Exercise materials
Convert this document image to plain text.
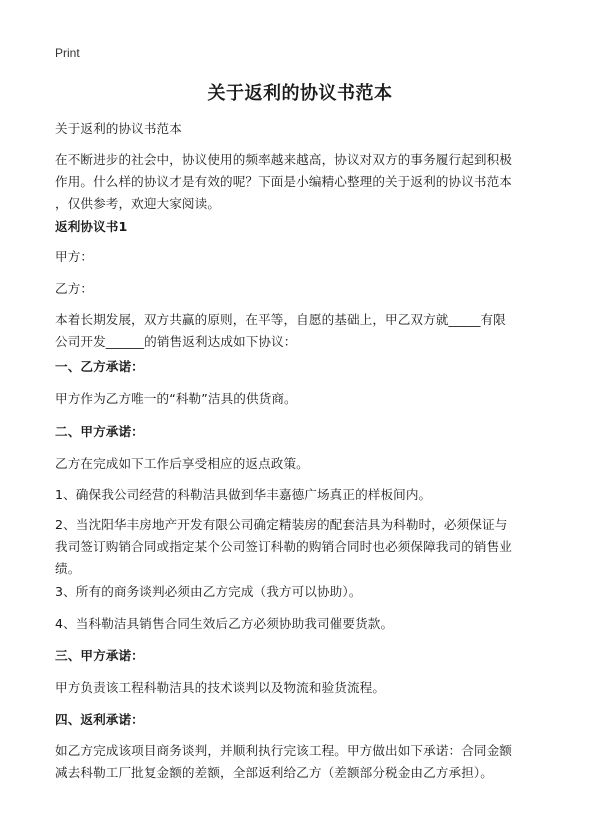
Print
关于返利的协议书范本

关于返利的协议书范本

在不断进步的社会中，协议使用的频率越来越高，协议对双方的事务履行起到积极
作用。什么样的协议才是有效的呢？下面是小编精心整理的关于返利的协议书范本
，仅供参考，欢迎大家阅读。

返利协议书1

甲方：

乙方：

本着长期发展，双方共赢的原则，在平等，自愿的基础上，甲乙双方就_____有限
公司开发______的销售返利达成如下协议：

一、乙方承诺：

甲方作为乙方唯一的“科勒”洁具的供货商。

二、甲方承诺：

乙方在完成如下工作后享受相应的返点政策。

1、确保我公司经营的科勒洁具做到华丰嘉德广场真正的样板间内。

2、当沈阳华丰房地产开发有限公司确定精装房的配套洁具为科勒时，必须保证与
我司签订购销合同或指定某个公司签订科勒的购销合同时也必须保障我司的销售业
绩。

3、所有的商务谈判必须由乙方完成（我方可以协助）。

4、当科勒洁具销售合同生效后乙方必须协助我司催要货款。

三、甲方承诺：

甲方负责该工程科勒洁具的技术谈判以及物流和验货流程。

四、返利承诺：

如乙方完成该项目商务谈判，并顺利执行完该工程。甲方做出如下承诺：合同金额
减去科勒工厂批复金额的差额，全部返利给乙方（差额部分税金由乙方承担）。
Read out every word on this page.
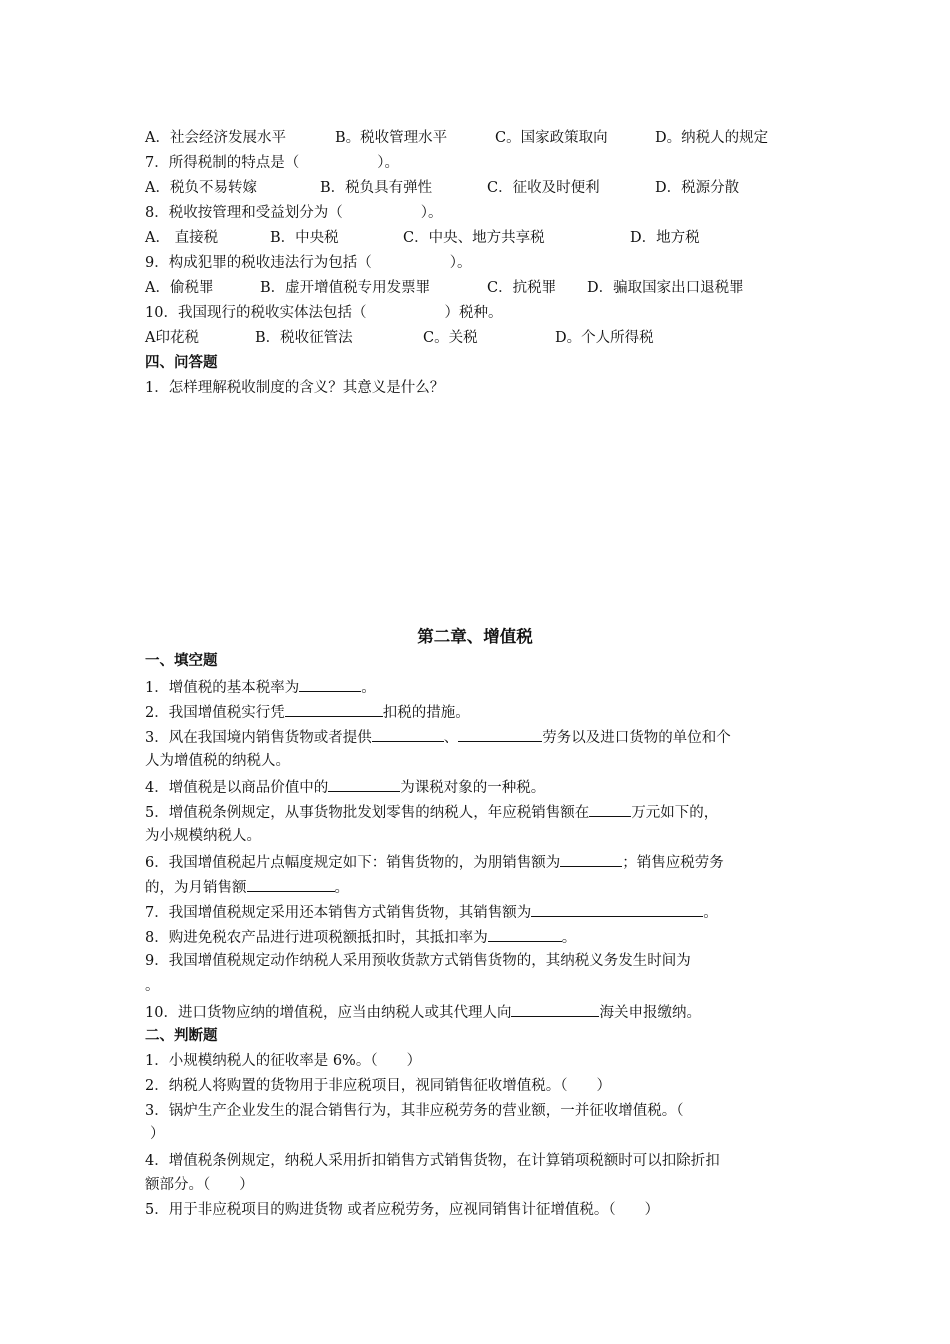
A．社会经济发展水平	B。税收管理水平	C。国家政策取向	D。纳税人的规定
7．所得税制的特点是（	）。
A．税负不易转嫁	B．税负具有弹性	C．征收及时便利	D．税源分散
8．税收按管理和受益划分为（	）。
A． 直接税	B．中央税	C．中央、地方共享税	D．地方税
9．构成犯罪的税收违法行为包括（	）。
A．偷税罪	B．虚开增值税专用发票罪	C．抗税罪 D．骗取国家出口退税罪
10．我国现行的税收实体法包括（	）税种。
A印花税	B．税收征管法	C。关税	D。个人所得税
四、问答题
1．怎样理解税收制度的含义？其意义是什么？
第二章、增值税
一、填空题
1．增值税的基本税率为	。
2．我国增值税实行凭	扣税的措施。
3．风在我国境内销售货物或者提供	、	劳务以及进口货物的单位和个
人为增值税的纳税人。
4．增值税是以商品价值中的	为课税对象的一种税。
5．增值税条例规定，从事货物批发划零售的纳税人，年应税销售额在	万元如下的，
为小规模纳税人。
6．我国增值税起片点幅度规定如下：销售货物的，为朋销售额为	；销售应税劳务
的，为月销售额	。
7．我国增值税规定采用还本销售方式销售货物，其销售额为	。
8．购进免税农产品进行进项税额抵扣时，其抵扣率为	。
9．我国增值税规定动作纳税人采用预收货款方式销售货物的，其纳税义务发生时间为
。
10．进口货物应纳的增值税，应当由纳税人或其代理人向	海关申报缴纳。
二、判断题
1．小规模纳税人的征收率是 6%。（　　）
2．纳税人将购置的货物用于非应税项目，视同销售征收增值税。（　　）
3．锅炉生产企业发生的混合销售行为，其非应税劳务的营业额，一并征收增值税。（
）
4．增值税条例规定，纳税人采用折扣销售方式销售货物，在计算销项税额时可以扣除折扣
额部分。（　　）
5．用于非应税项目的购进货物 或者应税劳务，应视同销售计征增值税。（　　）
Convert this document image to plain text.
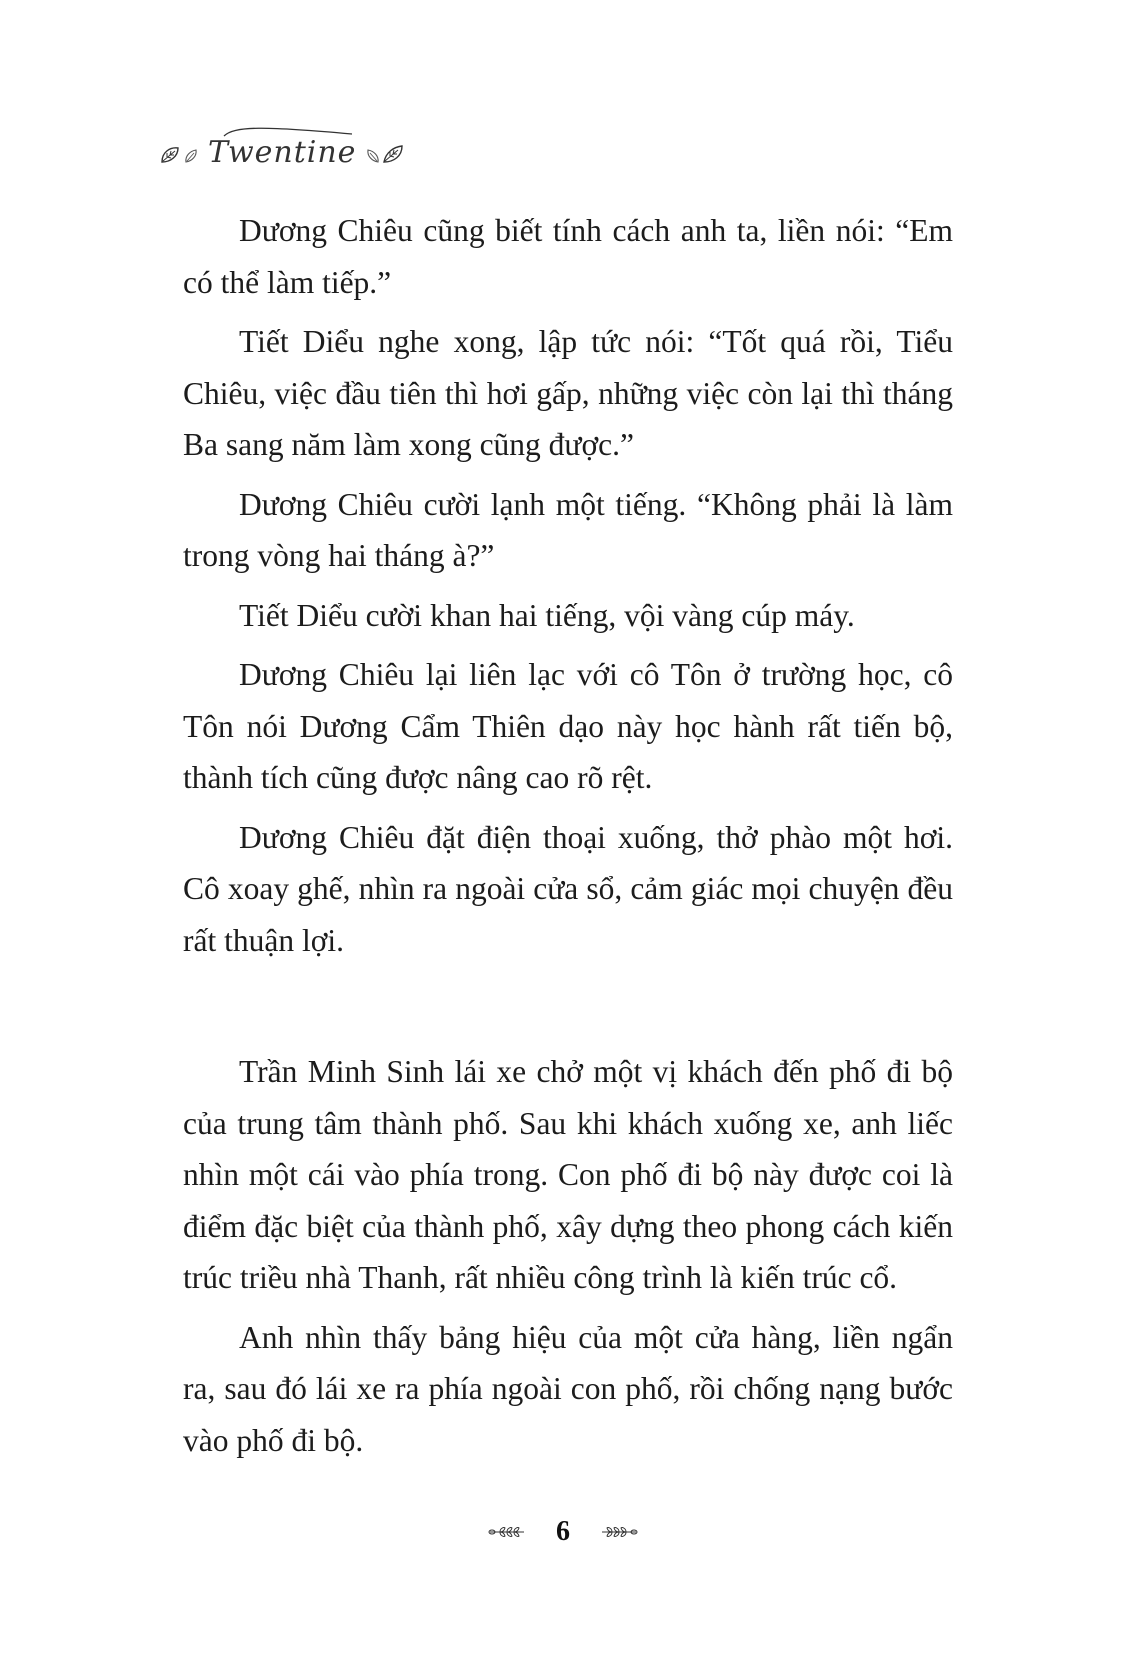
Twentine

Dương Chiêu cũng biết tính cách anh ta, liền nói: “Em có thể làm tiếp.”

Tiết Diểu nghe xong, lập tức nói: “Tốt quá rồi, Tiểu Chiêu, việc đầu tiên thì hơi gấp, những việc còn lại thì tháng Ba sang năm làm xong cũng được.”

Dương Chiêu cười lạnh một tiếng. “Không phải là làm trong vòng hai tháng à?”

Tiết Diểu cười khan hai tiếng, vội vàng cúp máy.

Dương Chiêu lại liên lạc với cô Tôn ở trường học, cô Tôn nói Dương Cẩm Thiên dạo này học hành rất tiến bộ, thành tích cũng được nâng cao rõ rệt.

Dương Chiêu đặt điện thoại xuống, thở phào một hơi. Cô xoay ghế, nhìn ra ngoài cửa sổ, cảm giác mọi chuyện đều rất thuận lợi.

Trần Minh Sinh lái xe chở một vị khách đến phố đi bộ của trung tâm thành phố. Sau khi khách xuống xe, anh liếc nhìn một cái vào phía trong. Con phố đi bộ này được coi là điểm đặc biệt của thành phố, xây dựng theo phong cách kiến trúc triều nhà Thanh, rất nhiều công trình là kiến trúc cổ.

Anh nhìn thấy bảng hiệu của một cửa hàng, liền ngẩn ra, sau đó lái xe ra phía ngoài con phố, rồi chống nạng bước vào phố đi bộ.

6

The exercise
For each line of the entries that includes "tháng", show that line.

Finished task
Tiết Diểu nghe xong, lập tức nói: “Tốt quá rồi, Tiểu Chiêu, việc đầu tiên thì hơi gấp, những việc còn lại thì tháng Ba sang năm làm xong cũng được.”
Dương Chiêu cười lạnh một tiếng. “Không phải là làm trong vòng hai tháng à?”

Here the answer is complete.